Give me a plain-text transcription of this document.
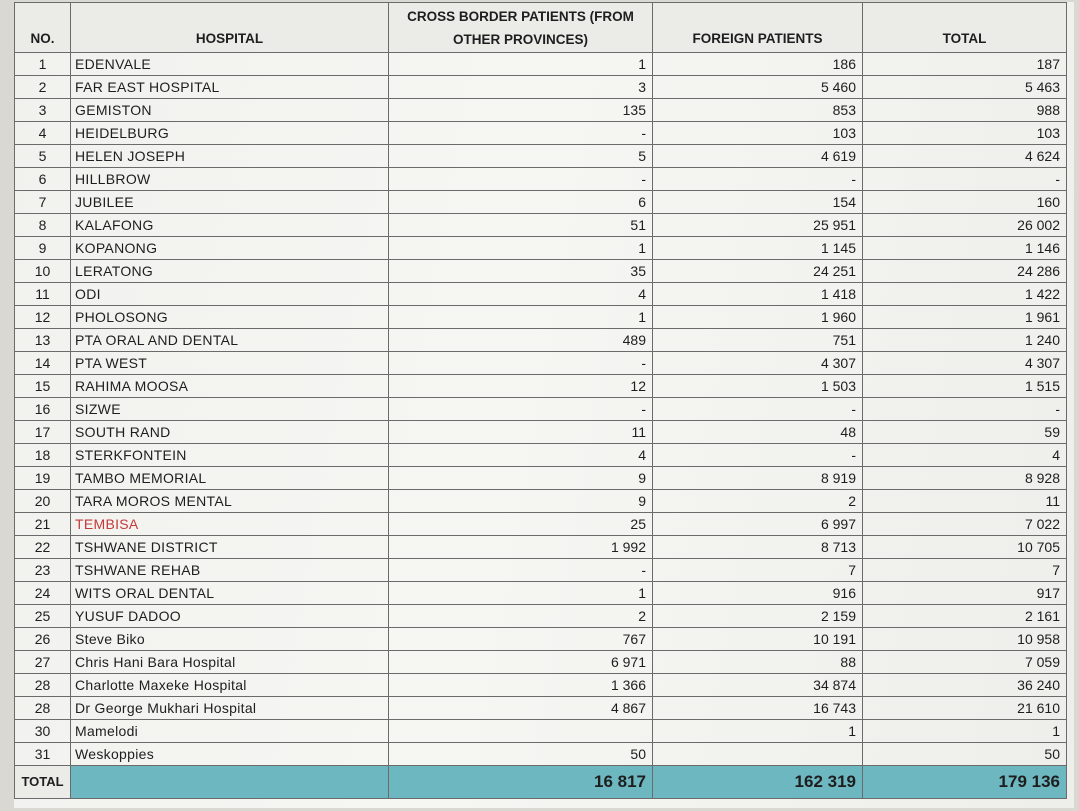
NO.	HOSPITAL	CROSS BORDER PATIENTS (FROM
OTHER PROVINCES)	FOREIGN PATIENTS	TOTAL
1	EDENVALE	1	186	187
2	FAR EAST HOSPITAL	3	5 460	5 463
3	GEMISTON	135	853	988
4	HEIDELBURG	-	103	103
5	HELEN JOSEPH	5	4 619	4 624
6	HILLBROW	-	-	-
7	JUBILEE	6	154	160
8	KALAFONG	51	25 951	26 002
9	KOPANONG	1	1 145	1 146
10	LERATONG	35	24 251	24 286
11	ODI	4	1 418	1 422
12	PHOLOSONG	1	1 960	1 961
13	PTA ORAL AND DENTAL	489	751	1 240
14	PTA WEST	-	4 307	4 307
15	RAHIMA MOOSA	12	1 503	1 515
16	SIZWE	-	-	-
17	SOUTH RAND	11	48	59
18	STERKFONTEIN	4	-	4
19	TAMBO MEMORIAL	9	8 919	8 928
20	TARA MOROS MENTAL	9	2	11
21	TEMBISA	25	6 997	7 022
22	TSHWANE DISTRICT	1 992	8 713	10 705
23	TSHWANE REHAB	-	7	7
24	WITS ORAL DENTAL	1	916	917
25	YUSUF DADOO	2	2 159	2 161
26	Steve Biko	767	10 191	10 958
27	Chris Hani Bara Hospital	6 971	88	7 059
28	Charlotte Maxeke Hospital	1 366	34 874	36 240
28	Dr George Mukhari Hospital	4 867	16 743	21 610
30	Mamelodi		1	1
31	Weskoppies	50		50
TOTAL		16 817	162 319	179 136
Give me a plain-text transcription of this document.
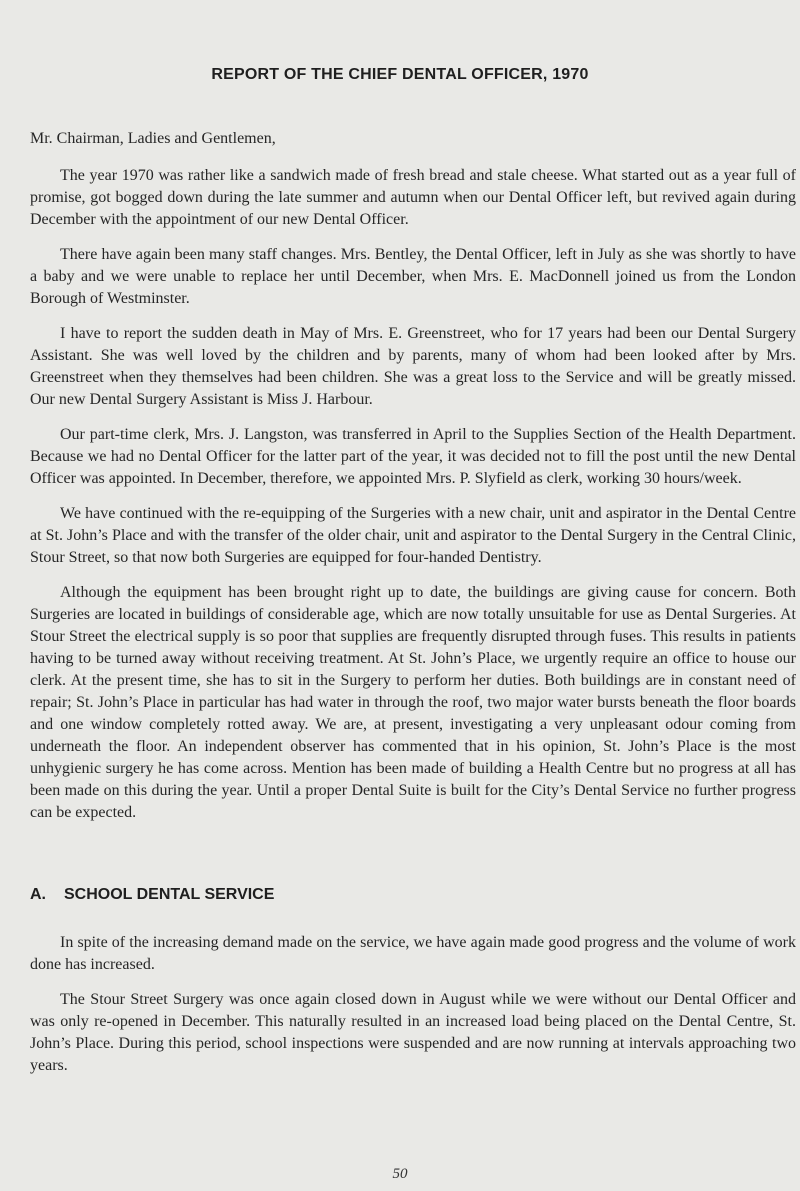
REPORT OF THE CHIEF DENTAL OFFICER, 1970
Mr. Chairman, Ladies and Gentlemen,

The year 1970 was rather like a sandwich made of fresh bread and stale cheese. What started out as a year full of promise, got bogged down during the late summer and autumn when our Dental Officer left, but revived again during December with the appointment of our new Dental Officer.

There have again been many staff changes. Mrs. Bentley, the Dental Officer, left in July as she was shortly to have a baby and we were unable to replace her until December, when Mrs. E. MacDonnell joined us from the London Borough of Westminster.

I have to report the sudden death in May of Mrs. E. Greenstreet, who for 17 years had been our Dental Surgery Assistant. She was well loved by the children and by parents, many of whom had been looked after by Mrs. Greenstreet when they themselves had been children. She was a great loss to the Service and will be greatly missed. Our new Dental Surgery Assistant is Miss J. Harbour.

Our part-time clerk, Mrs. J. Langston, was transferred in April to the Supplies Section of the Health Department. Because we had no Dental Officer for the latter part of the year, it was decided not to fill the post until the new Dental Officer was appointed. In December, therefore, we appointed Mrs. P. Slyfield as clerk, working 30 hours/week.

We have continued with the re-equipping of the Surgeries with a new chair, unit and aspirator in the Dental Centre at St. John’s Place and with the transfer of the older chair, unit and aspirator to the Dental Surgery in the Central Clinic, Stour Street, so that now both Surgeries are equipped for four-handed Dentistry.

Although the equipment has been brought right up to date, the buildings are giving cause for concern. Both Surgeries are located in buildings of considerable age, which are now totally unsuitable for use as Dental Surgeries. At Stour Street the electrical supply is so poor that supplies are frequently disrupted through fuses. This results in patients having to be turned away without receiving treatment. At St. John’s Place, we urgently require an office to house our clerk. At the present time, she has to sit in the Surgery to perform her duties. Both buildings are in constant need of repair; St. John’s Place in particular has had water in through the roof, two major water bursts beneath the floor boards and one window completely rotted away. We are, at present, investigating a very unpleasant odour coming from underneath the floor. An independent observer has commented that in his opinion, St. John’s Place is the most unhygienic surgery he has come across. Mention has been made of building a Health Centre but no progress at all has been made on this during the year. Until a proper Dental Suite is built for the City’s Dental Service no further progress can be expected.

A. SCHOOL DENTAL SERVICE

In spite of the increasing demand made on the service, we have again made good progress and the volume of work done has increased.

The Stour Street Surgery was once again closed down in August while we were without our Dental Officer and was only re-opened in December. This naturally resulted in an increased load being placed on the Dental Centre, St. John’s Place. During this period, school inspections were suspended and are now running at intervals approaching two years.

50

## Task brief
None of the pictures belongs in the answer, but all the entries must be repeated exactly.

## Response to this exercise
Give me a plain-text transcription of this document.
NO.	HOSPITAL	CROSS BORDER PATIENTS (FROM
OTHER PROVINCES)	FOREIGN PATIENTS	TOTAL
1	EDENVALE	1	186	187
2	FAR EAST HOSPITAL	3	5 460	5 463
3	GEMISTON	135	853	988
4	HEIDELBURG	-	103	103
5	HELEN JOSEPH	5	4 619	4 624
6	HILLBROW	-	-	-
7	JUBILEE	6	154	160
8	KALAFONG	51	25 951	26 002
9	KOPANONG	1	1 145	1 146
10	LERATONG	35	24 251	24 286
11	ODI	4	1 418	1 422
12	PHOLOSONG	1	1 960	1 961
13	PTA ORAL AND DENTAL	489	751	1 240
14	PTA WEST	-	4 307	4 307
15	RAHIMA MOOSA	12	1 503	1 515
16	SIZWE	-	-	-
17	SOUTH RAND	11	48	59
18	STERKFONTEIN	4	-	4
19	TAMBO MEMORIAL	9	8 919	8 928
20	TARA MOROS MENTAL	9	2	11
21	TEMBISA	25	6 997	7 022
22	TSHWANE DISTRICT	1 992	8 713	10 705
23	TSHWANE REHAB	-	7	7
24	WITS ORAL DENTAL	1	916	917
25	YUSUF DADOO	2	2 159	2 161
26	Steve Biko	767	10 191	10 958
27	Chris Hani Bara Hospital	6 971	88	7 059
28	Charlotte Maxeke Hospital	1 366	34 874	36 240
28	Dr George Mukhari Hospital	4 867	16 743	21 610
30	Mamelodi		1	1
31	Weskoppies	50		50
TOTAL		16 817	162 319	179 136
Give me a plain-text transcription of this document.
REPORT OF THE CHIEF DENTAL OFFICER, 1970
Mr. Chairman, Ladies and Gentlemen,

The year 1970 was rather like a sandwich made of fresh bread and stale cheese. What started out as a year full of promise, got bogged down during the late summer and autumn when our Dental Officer left, but revived again during December with the appointment of our new Dental Officer.

There have again been many staff changes. Mrs. Bentley, the Dental Officer, left in July as she was shortly to have a baby and we were unable to replace her until December, when Mrs. E. MacDonnell joined us from the London Borough of Westminster.

I have to report the sudden death in May of Mrs. E. Greenstreet, who for 17 years had been our Dental Surgery Assistant. She was well loved by the children and by parents, many of whom had been looked after by Mrs. Greenstreet when they themselves had been children. She was a great loss to the Service and will be greatly missed. Our new Dental Surgery Assistant is Miss J. Harbour.

Our part-time clerk, Mrs. J. Langston, was transferred in April to the Supplies Section of the Health Department. Because we had no Dental Officer for the latter part of the year, it was decided not to fill the post until the new Dental Officer was appointed. In December, therefore, we appointed Mrs. P. Slyfield as clerk, working 30 hours/week.

We have continued with the re-equipping of the Surgeries with a new chair, unit and aspirator in the Dental Centre at St. John’s Place and with the transfer of the older chair, unit and aspirator to the Dental Surgery in the Central Clinic, Stour Street, so that now both Surgeries are equipped for four-handed Dentistry.

Although the equipment has been brought right up to date, the buildings are giving cause for concern. Both Surgeries are located in buildings of considerable age, which are now totally unsuitable for use as Dental Surgeries. At Stour Street the electrical supply is so poor that supplies are frequently disrupted through fuses. This results in patients having to be turned away without receiving treatment. At St. John’s Place, we urgently require an office to house our clerk. At the present time, she has to sit in the Surgery to perform her duties. Both buildings are in constant need of repair; St. John’s Place in particular has had water in through the roof, two major water bursts beneath the floor boards and one window completely rotted away. We are, at present, investigating a very unpleasant odour coming from underneath the floor. An independent observer has commented that in his opinion, St. John’s Place is the most unhygienic surgery he has come across. Mention has been made of building a Health Centre but no progress at all has been made on this during the year. Until a proper Dental Suite is built for the City’s Dental Service no further progress can be expected.

A. SCHOOL DENTAL SERVICE

In spite of the increasing demand made on the service, we have again made good progress and the volume of work done has increased.

The Stour Street Surgery was once again closed down in August while we were without our Dental Officer and was only re-opened in December. This naturally resulted in an increased load being placed on the Dental Centre, St. John’s Place. During this period, school inspections were suspended and are now running at intervals approaching two years.

50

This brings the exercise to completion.